#### SHORT TASK:
Check each line of the records below for the string "TradingView", then state how many lines contain it, with no other output.

#### THE INPUT:
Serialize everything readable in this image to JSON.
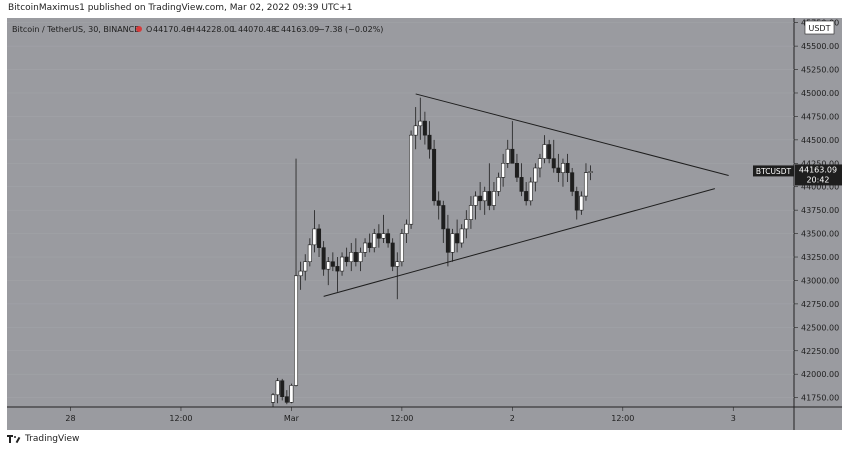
{
  "published_line": "BitcoinMaximus1 published on TradingView.com, Mar 02, 2022 09:39 UTC+1",
  "footer": {
    "brand": "TradingView"
  },
  "currency_badge": "USDT",
  "header": {
    "symbol": "Bitcoin / TetherUS, 30, BINANCE",
    "o_label": "O",
    "o_value": "44170.46",
    "h_label": "H",
    "h_value": "44228.00",
    "l_label": "L",
    "l_value": "44070.48",
    "c_label": "C",
    "c_value": "44163.09",
    "change": "−7.38 (−0.02%)"
  },
  "price_marker": {
    "ticker": "BTCUSDT",
    "price": "44163.09",
    "countdown": "20:42",
    "value": 44163.09
  },
  "colors": {
    "plot_bg": "#9a9ba0",
    "candle_up": "#ffffff",
    "candle_down": "#1e1e1e",
    "trendline": "#1e1e1e",
    "header_accent": "#d63b3b"
  },
  "chart_data": {
    "type": "candlestick",
    "y_ticks": [
      {
        "value": 41750,
        "label": "41750.00"
      },
      {
        "value": 42000,
        "label": "42000.00"
      },
      {
        "value": 42250,
        "label": "42250.00"
      },
      {
        "value": 42500,
        "label": "42500.00"
      },
      {
        "value": 42750,
        "label": "42750.00"
      },
      {
        "value": 43000,
        "label": "43000.00"
      },
      {
        "value": 43250,
        "label": "43250.00"
      },
      {
        "value": 43500,
        "label": "43500.00"
      },
      {
        "value": 43750,
        "label": "43750.00"
      },
      {
        "value": 44000,
        "label": "44000.00"
      },
      {
        "value": 44250,
        "label": "44250.00"
      },
      {
        "value": 44500,
        "label": "44500.00"
      },
      {
        "value": 44750,
        "label": "44750.00"
      },
      {
        "value": 45000,
        "label": "45000.00"
      },
      {
        "value": 45250,
        "label": "45250.00"
      },
      {
        "value": 45500,
        "label": "45500.00"
      },
      {
        "value": 45750,
        "label": "45750.00"
      }
    ],
    "ylim": [
      41650,
      45800
    ],
    "x_ticks": [
      {
        "hour": 0,
        "label": "28"
      },
      {
        "hour": 12,
        "label": "12:00"
      },
      {
        "hour": 24,
        "label": "Mar"
      },
      {
        "hour": 36,
        "label": "12:00"
      },
      {
        "hour": 48,
        "label": "2"
      },
      {
        "hour": 60,
        "label": "12:00"
      },
      {
        "hour": 72,
        "label": "3"
      }
    ],
    "xlim_hours": [
      -6.9,
      78.6
    ],
    "candles": [
      {
        "t": 22.0,
        "o": 41700,
        "h": 41800,
        "l": 41650,
        "c": 41780
      },
      {
        "t": 22.5,
        "o": 41780,
        "h": 41960,
        "l": 41690,
        "c": 41930
      },
      {
        "t": 23.0,
        "o": 41930,
        "h": 41950,
        "l": 41720,
        "c": 41760
      },
      {
        "t": 23.5,
        "o": 41760,
        "h": 41830,
        "l": 41680,
        "c": 41700
      },
      {
        "t": 24.0,
        "o": 41700,
        "h": 41900,
        "l": 41690,
        "c": 41880
      },
      {
        "t": 24.5,
        "o": 41880,
        "h": 44300,
        "l": 41870,
        "c": 43050
      },
      {
        "t": 25.0,
        "o": 43050,
        "h": 43200,
        "l": 42900,
        "c": 43100
      },
      {
        "t": 25.5,
        "o": 43100,
        "h": 43280,
        "l": 43000,
        "c": 43200
      },
      {
        "t": 26.0,
        "o": 43200,
        "h": 43450,
        "l": 43150,
        "c": 43380
      },
      {
        "t": 26.5,
        "o": 43380,
        "h": 43750,
        "l": 43300,
        "c": 43550
      },
      {
        "t": 27.0,
        "o": 43550,
        "h": 43600,
        "l": 43250,
        "c": 43350
      },
      {
        "t": 27.5,
        "o": 43350,
        "h": 43420,
        "l": 43050,
        "c": 43120
      },
      {
        "t": 28.0,
        "o": 43120,
        "h": 43250,
        "l": 42950,
        "c": 43200
      },
      {
        "t": 28.5,
        "o": 43200,
        "h": 43300,
        "l": 43100,
        "c": 43150
      },
      {
        "t": 29.0,
        "o": 43150,
        "h": 43250,
        "l": 42880,
        "c": 43100
      },
      {
        "t": 29.5,
        "o": 43100,
        "h": 43300,
        "l": 43050,
        "c": 43250
      },
      {
        "t": 30.0,
        "o": 43250,
        "h": 43350,
        "l": 43150,
        "c": 43200
      },
      {
        "t": 30.5,
        "o": 43200,
        "h": 43400,
        "l": 43100,
        "c": 43300
      },
      {
        "t": 31.0,
        "o": 43300,
        "h": 43450,
        "l": 43150,
        "c": 43200
      },
      {
        "t": 31.5,
        "o": 43200,
        "h": 43350,
        "l": 43100,
        "c": 43300
      },
      {
        "t": 32.0,
        "o": 43300,
        "h": 43450,
        "l": 43250,
        "c": 43400
      },
      {
        "t": 32.5,
        "o": 43400,
        "h": 43500,
        "l": 43300,
        "c": 43350
      },
      {
        "t": 33.0,
        "o": 43350,
        "h": 43550,
        "l": 43300,
        "c": 43500
      },
      {
        "t": 33.5,
        "o": 43500,
        "h": 43600,
        "l": 43350,
        "c": 43450
      },
      {
        "t": 34.0,
        "o": 43450,
        "h": 43700,
        "l": 43400,
        "c": 43500
      },
      {
        "t": 34.5,
        "o": 43500,
        "h": 43550,
        "l": 43350,
        "c": 43400
      },
      {
        "t": 35.0,
        "o": 43400,
        "h": 43450,
        "l": 43100,
        "c": 43150
      },
      {
        "t": 35.5,
        "o": 43150,
        "h": 43300,
        "l": 42800,
        "c": 43200
      },
      {
        "t": 36.0,
        "o": 43200,
        "h": 43550,
        "l": 43150,
        "c": 43500
      },
      {
        "t": 36.5,
        "o": 43500,
        "h": 43650,
        "l": 43400,
        "c": 43600
      },
      {
        "t": 37.0,
        "o": 43600,
        "h": 44600,
        "l": 43550,
        "c": 44550
      },
      {
        "t": 37.5,
        "o": 44550,
        "h": 44850,
        "l": 44400,
        "c": 44650
      },
      {
        "t": 38.0,
        "o": 44650,
        "h": 44950,
        "l": 44500,
        "c": 44700
      },
      {
        "t": 38.5,
        "o": 44700,
        "h": 44800,
        "l": 44450,
        "c": 44550
      },
      {
        "t": 39.0,
        "o": 44550,
        "h": 44700,
        "l": 44300,
        "c": 44400
      },
      {
        "t": 39.5,
        "o": 44400,
        "h": 44500,
        "l": 43800,
        "c": 43850
      },
      {
        "t": 40.0,
        "o": 43850,
        "h": 43950,
        "l": 43650,
        "c": 43800
      },
      {
        "t": 40.5,
        "o": 43800,
        "h": 43850,
        "l": 43400,
        "c": 43550
      },
      {
        "t": 41.0,
        "o": 43550,
        "h": 43700,
        "l": 43150,
        "c": 43300
      },
      {
        "t": 41.5,
        "o": 43300,
        "h": 43550,
        "l": 43200,
        "c": 43500
      },
      {
        "t": 42.0,
        "o": 43500,
        "h": 43650,
        "l": 43300,
        "c": 43400
      },
      {
        "t": 42.5,
        "o": 43400,
        "h": 43600,
        "l": 43350,
        "c": 43550
      },
      {
        "t": 43.0,
        "o": 43550,
        "h": 43750,
        "l": 43450,
        "c": 43650
      },
      {
        "t": 43.5,
        "o": 43650,
        "h": 43900,
        "l": 43550,
        "c": 43800
      },
      {
        "t": 44.0,
        "o": 43800,
        "h": 43950,
        "l": 43650,
        "c": 43900
      },
      {
        "t": 44.5,
        "o": 43900,
        "h": 44050,
        "l": 43750,
        "c": 43850
      },
      {
        "t": 45.0,
        "o": 43850,
        "h": 44000,
        "l": 43700,
        "c": 43950
      },
      {
        "t": 45.5,
        "o": 43950,
        "h": 44250,
        "l": 43750,
        "c": 43800
      },
      {
        "t": 46.0,
        "o": 43800,
        "h": 44050,
        "l": 43750,
        "c": 43950
      },
      {
        "t": 46.5,
        "o": 43950,
        "h": 44150,
        "l": 43900,
        "c": 44100
      },
      {
        "t": 47.0,
        "o": 44100,
        "h": 44350,
        "l": 44000,
        "c": 44250
      },
      {
        "t": 47.5,
        "o": 44250,
        "h": 44500,
        "l": 44200,
        "c": 44400
      },
      {
        "t": 48.0,
        "o": 44400,
        "h": 44700,
        "l": 44250,
        "c": 44250
      },
      {
        "t": 48.5,
        "o": 44250,
        "h": 44350,
        "l": 44050,
        "c": 44100
      },
      {
        "t": 49.0,
        "o": 44100,
        "h": 44250,
        "l": 43900,
        "c": 43950
      },
      {
        "t": 49.5,
        "o": 43950,
        "h": 44050,
        "l": 43800,
        "c": 43850
      },
      {
        "t": 50.0,
        "o": 43850,
        "h": 44100,
        "l": 43800,
        "c": 44050
      },
      {
        "t": 50.5,
        "o": 44050,
        "h": 44250,
        "l": 43950,
        "c": 44200
      },
      {
        "t": 51.0,
        "o": 44200,
        "h": 44350,
        "l": 44100,
        "c": 44300
      },
      {
        "t": 51.5,
        "o": 44300,
        "h": 44550,
        "l": 44250,
        "c": 44450
      },
      {
        "t": 52.0,
        "o": 44450,
        "h": 44500,
        "l": 44250,
        "c": 44300
      },
      {
        "t": 52.5,
        "o": 44300,
        "h": 44500,
        "l": 44150,
        "c": 44200
      },
      {
        "t": 53.0,
        "o": 44200,
        "h": 44350,
        "l": 44050,
        "c": 44150
      },
      {
        "t": 53.5,
        "o": 44150,
        "h": 44300,
        "l": 44000,
        "c": 44250
      },
      {
        "t": 54.0,
        "o": 44250,
        "h": 44350,
        "l": 44050,
        "c": 44150
      },
      {
        "t": 54.5,
        "o": 44150,
        "h": 44200,
        "l": 43900,
        "c": 43950
      },
      {
        "t": 55.0,
        "o": 43950,
        "h": 44000,
        "l": 43650,
        "c": 43750
      },
      {
        "t": 55.5,
        "o": 43750,
        "h": 43950,
        "l": 43700,
        "c": 43900
      },
      {
        "t": 56.0,
        "o": 43900,
        "h": 44250,
        "l": 43850,
        "c": 44150
      },
      {
        "t": 56.5,
        "o": 44150,
        "h": 44228,
        "l": 44070,
        "c": 44163
      }
    ],
    "trendlines": [
      {
        "name": "upper",
        "p1": {
          "t": 37.5,
          "price": 44990
        },
        "p2": {
          "t": 71.5,
          "price": 44120
        }
      },
      {
        "name": "lower",
        "p1": {
          "t": 27.5,
          "price": 42830
        },
        "p2": {
          "t": 70.0,
          "price": 43980
        }
      }
    ]
  }
}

#### SOLUTION TO THIS EXERCISE:
2